→ **EXERCISE TASK**:
Every record must be transcribed in its entirety, apart from the images, which are to be omitted.

......

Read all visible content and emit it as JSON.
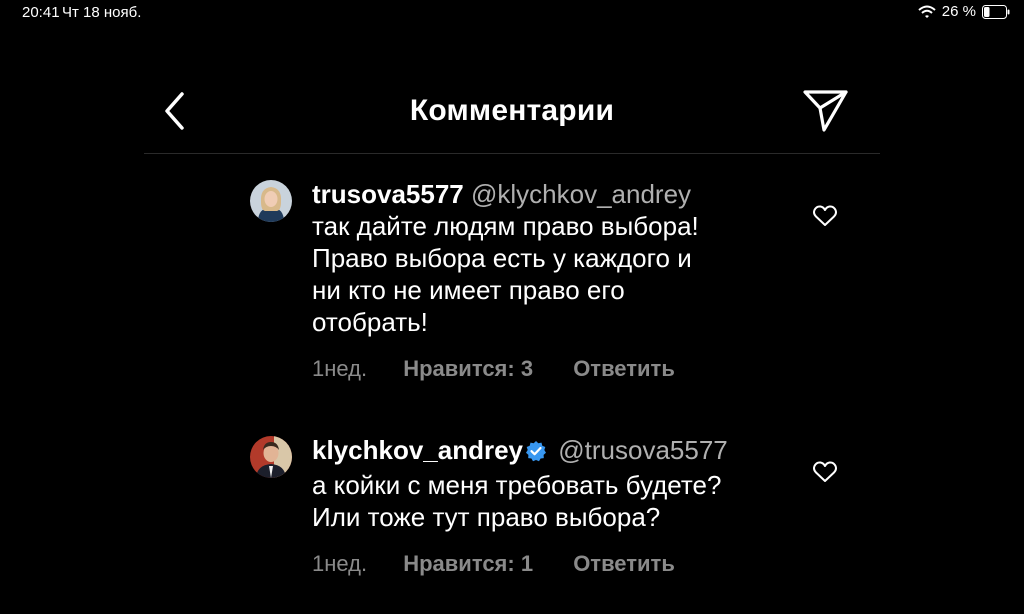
{
  "status_bar": {
    "time": "20:41",
    "date": "Чт 18 нояб.",
    "battery": "26 %",
    "battery_level": 0.26
  },
  "header": {
    "title": "Комментарии",
    "back_icon": "chevron-left-icon",
    "share_icon": "paper-plane-icon"
  },
  "comments": [
    {
      "username": "trusova5577",
      "verified": false,
      "mention": "@klychkov_andrey",
      "text_lines": [
        "так дайте людям право выбора!",
        "Право выбора есть у каждого и",
        "ни кто не имеет право его",
        "отобрать!"
      ],
      "time": "1нед.",
      "likes": "Нравится: 3",
      "reply": "Ответить"
    },
    {
      "username": "klychkov_andrey",
      "verified": true,
      "mention": "@trusova5577",
      "text_lines": [
        "а койки с меня требовать будете?",
        "Или тоже тут право выбора?"
      ],
      "time": "1нед.",
      "likes": "Нравится: 1",
      "reply": "Ответить"
    }
  ],
  "colors": {
    "background": "#000000",
    "text": "#ffffff",
    "secondary": "#8a8a8a",
    "verified": "#3897f0"
  }
}
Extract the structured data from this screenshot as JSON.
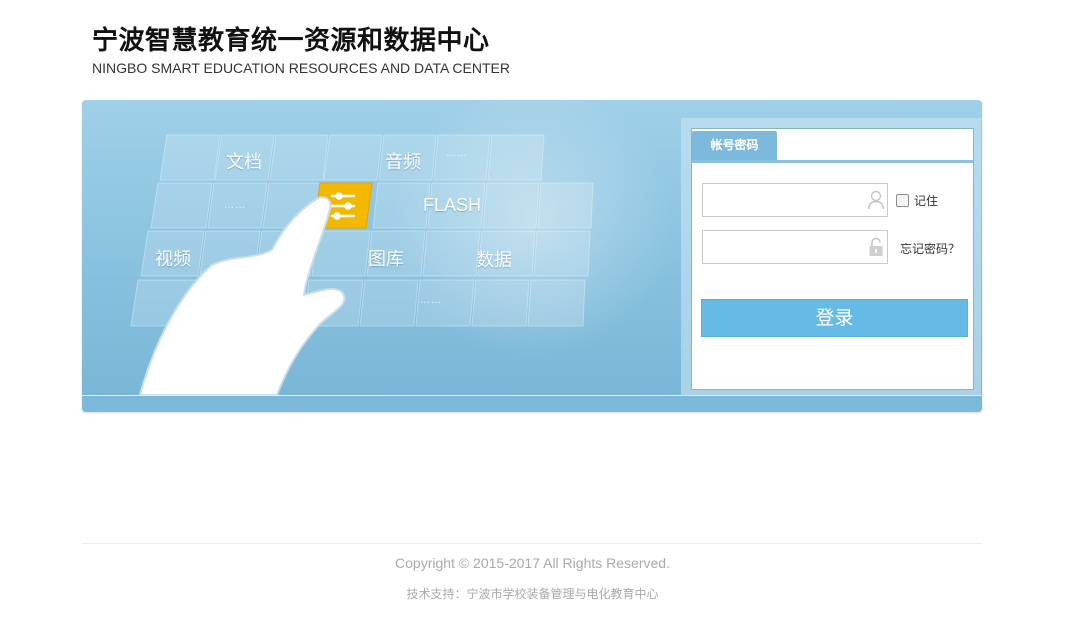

......

→ **TASK SOLUTION**:
Read all visible content and emit it as JSON.
{
  "status_bar": {
    "time": "20:41",
    "date": "Чт 18 нояб.",
    "battery": "26 %",
    "battery_level": 0.26
  },
  "header": {
    "title": "Комментарии",
    "back_icon": "chevron-left-icon",
    "share_icon": "paper-plane-icon"
  },
  "comments": [
    {
      "username": "trusova5577",
      "verified": false,
      "mention": "@klychkov_andrey",
      "text_lines": [
        "так дайте людям право выбора!",
        "Право выбора есть у каждого и",
        "ни кто не имеет право его",
        "отобрать!"
      ],
      "time": "1нед.",
      "likes": "Нравится: 3",
      "reply": "Ответить"
    },
    {
      "username": "klychkov_andrey",
      "verified": true,
      "mention": "@trusova5577",
      "text_lines": [
        "а койки с меня требовать будете?",
        "Или тоже тут право выбора?"
      ],
      "time": "1нед.",
      "likes": "Нравится: 1",
      "reply": "Ответить"
    }
  ],
  "colors": {
    "background": "#000000",
    "text": "#ffffff",
    "secondary": "#8a8a8a",
    "verified": "#3897f0"
  }
}
Extract the structured data from this screenshot as JSON.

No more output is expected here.